WHAT TO WORK ON: Count the lines in the data below that contain the string "none", and reply with that number only.

ITEMS:
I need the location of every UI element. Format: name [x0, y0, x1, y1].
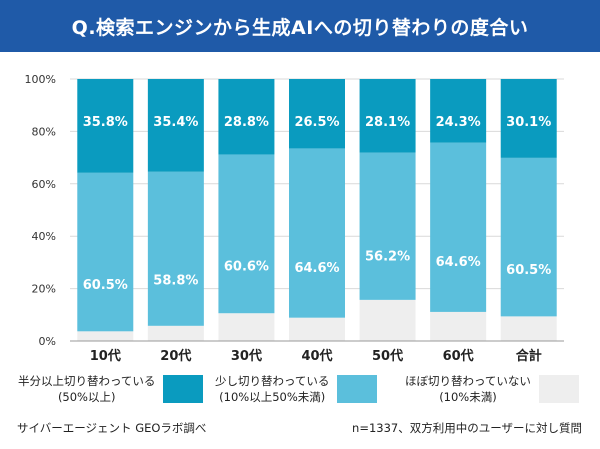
x-tick-label: 10代	[90, 348, 121, 364]
legend-label-none-line1: ほぼ切り替わっていない	[405, 374, 531, 388]
bar-segment	[359, 152, 416, 300]
bar-segment	[500, 157, 557, 317]
legend-label-majority: 半分以上切り替わっている (50%以上)	[18, 373, 155, 405]
legend-swatch-partial	[337, 375, 378, 403]
data-label: 26.5%	[294, 115, 339, 130]
bar-segment	[359, 299, 416, 341]
legend-swatch-none	[538, 375, 579, 403]
data-label: 60.5%	[506, 263, 551, 278]
legend: 半分以上切り替わっている (50%以上) 少し切り替わっている (10%以上50…	[0, 373, 600, 413]
bar-segment	[147, 79, 204, 172]
x-tick-label: 30代	[231, 348, 262, 364]
x-tick-label: 20代	[160, 348, 191, 364]
bar-segment	[289, 148, 345, 318]
sample-note: n=1337、双方利用中のユーザーに対し質問	[352, 421, 582, 435]
chart-title: Q.検索エンジンから生成AIへの切り替わりの度合い	[0, 0, 600, 52]
data-label: 28.8%	[224, 115, 269, 130]
legend-label-majority-line1: 半分以上切り替わっている	[18, 374, 156, 388]
y-tick-label: 60%	[32, 178, 56, 191]
bar-segment	[430, 311, 487, 341]
bar-segment	[147, 325, 204, 341]
y-tick-label: 20%	[32, 283, 56, 296]
data-label: 60.6%	[224, 260, 269, 275]
legend-item-partial: 少し切り替わっている (10%以上50%未満)	[215, 373, 378, 405]
y-tick-label: 100%	[25, 73, 56, 86]
bar-segment	[218, 154, 275, 314]
x-tick-label: 60代	[443, 348, 474, 364]
legend-label-partial: 少し切り替わっている (10%以上50%未満)	[215, 373, 329, 405]
bar-segment	[77, 331, 134, 341]
data-label: 24.3%	[436, 115, 481, 130]
legend-item-none: ほぼ切り替わっていない (10%未満)	[405, 373, 579, 405]
bar-segment	[500, 316, 557, 341]
data-label: 60.5%	[83, 278, 128, 293]
bar-segment	[77, 172, 134, 332]
bar-segment	[430, 142, 487, 312]
y-tick-label: 40%	[32, 230, 56, 243]
data-label: 35.4%	[153, 115, 198, 130]
data-label: 35.8%	[83, 115, 128, 130]
y-tick-label: 0%	[39, 335, 56, 348]
x-tick-label: 合計	[516, 348, 542, 364]
bar-segment	[218, 313, 275, 341]
data-label: 58.8%	[153, 274, 198, 289]
data-label: 30.1%	[506, 115, 551, 130]
data-label: 28.1%	[365, 115, 410, 130]
y-tick-label: 80%	[32, 125, 56, 138]
legend-item-majority: 半分以上切り替わっている (50%以上)	[18, 373, 204, 405]
bar-segment	[289, 79, 345, 149]
bar-segment	[430, 79, 487, 143]
bar-segment	[500, 79, 557, 158]
data-label: 64.6%	[294, 261, 339, 276]
legend-label-none-line2: (10%未満)	[439, 390, 497, 404]
bar-segment	[289, 317, 345, 341]
data-label: 56.2%	[365, 250, 410, 265]
bar-segment	[77, 79, 134, 173]
legend-label-partial-line1: 少し切り替わっている	[215, 374, 330, 388]
x-tick-label: 40代	[301, 348, 332, 364]
x-tick-label: 50代	[372, 348, 403, 364]
source-note: サイバーエージェント GEOラボ調べ	[17, 421, 207, 435]
legend-label-partial-line2: (10%以上50%未満)	[219, 390, 326, 404]
bar-segment	[147, 171, 204, 326]
data-label: 64.6%	[436, 255, 481, 270]
legend-swatch-majority	[163, 375, 204, 403]
bar-segment	[218, 79, 275, 155]
stacked-bar-chart: 0% 20% 40% 60% 80% 100% 60.5% 35.8% 10代 58.8% 35.4…	[25, 73, 564, 364]
bar-segment	[359, 79, 416, 153]
legend-label-majority-line2: (50%以上)	[57, 390, 116, 404]
legend-label-none: ほぼ切り替わっていない (10%未満)	[405, 373, 531, 405]
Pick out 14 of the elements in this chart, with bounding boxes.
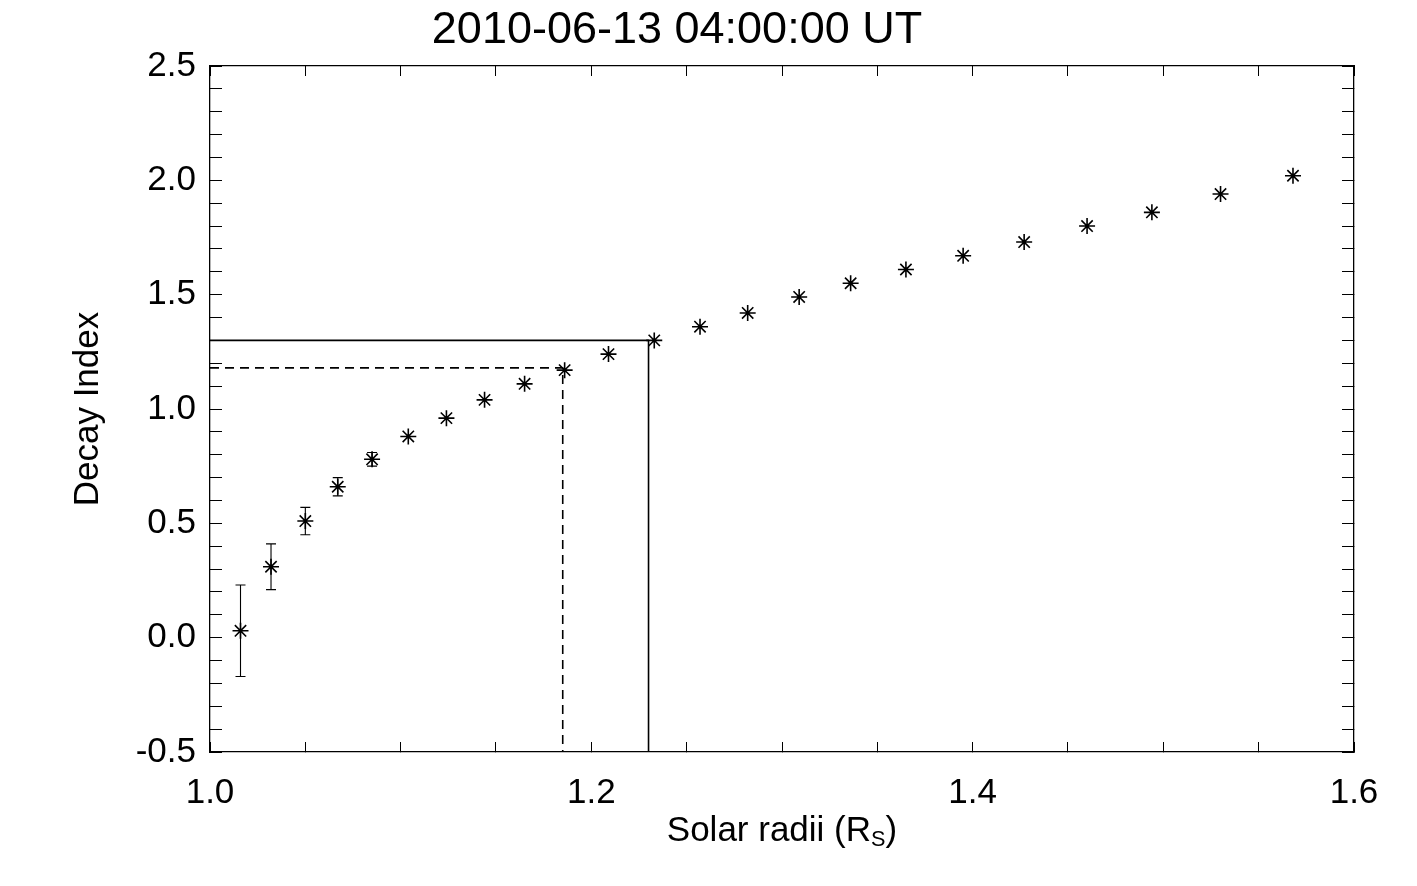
x-axis-title: Solar radii (R$_{S}$) — [665, 808, 899, 851]
y-tick-label: 0.5 — [147, 500, 196, 540]
y-tick-label: -0.5 — [135, 729, 196, 769]
y-axis-title: Decay Index — [65, 311, 105, 507]
x-tick-label: 1.0 — [185, 770, 235, 810]
y-tick-label: 0.0 — [147, 615, 196, 655]
y-tick-label: 2.0 — [147, 157, 196, 197]
y-tick-label: 2.5 — [147, 43, 196, 83]
y-tick-label: 1.0 — [147, 386, 196, 426]
y-tick-label: 1.5 — [147, 272, 196, 312]
x-tick-label: 1.6 — [1329, 770, 1379, 810]
x-tick-label: 1.4 — [948, 770, 997, 810]
chart-title: 2010-06-13 04:00:00 UT — [431, 2, 923, 54]
x-tick-label: 1.2 — [567, 770, 616, 810]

RESULT: 5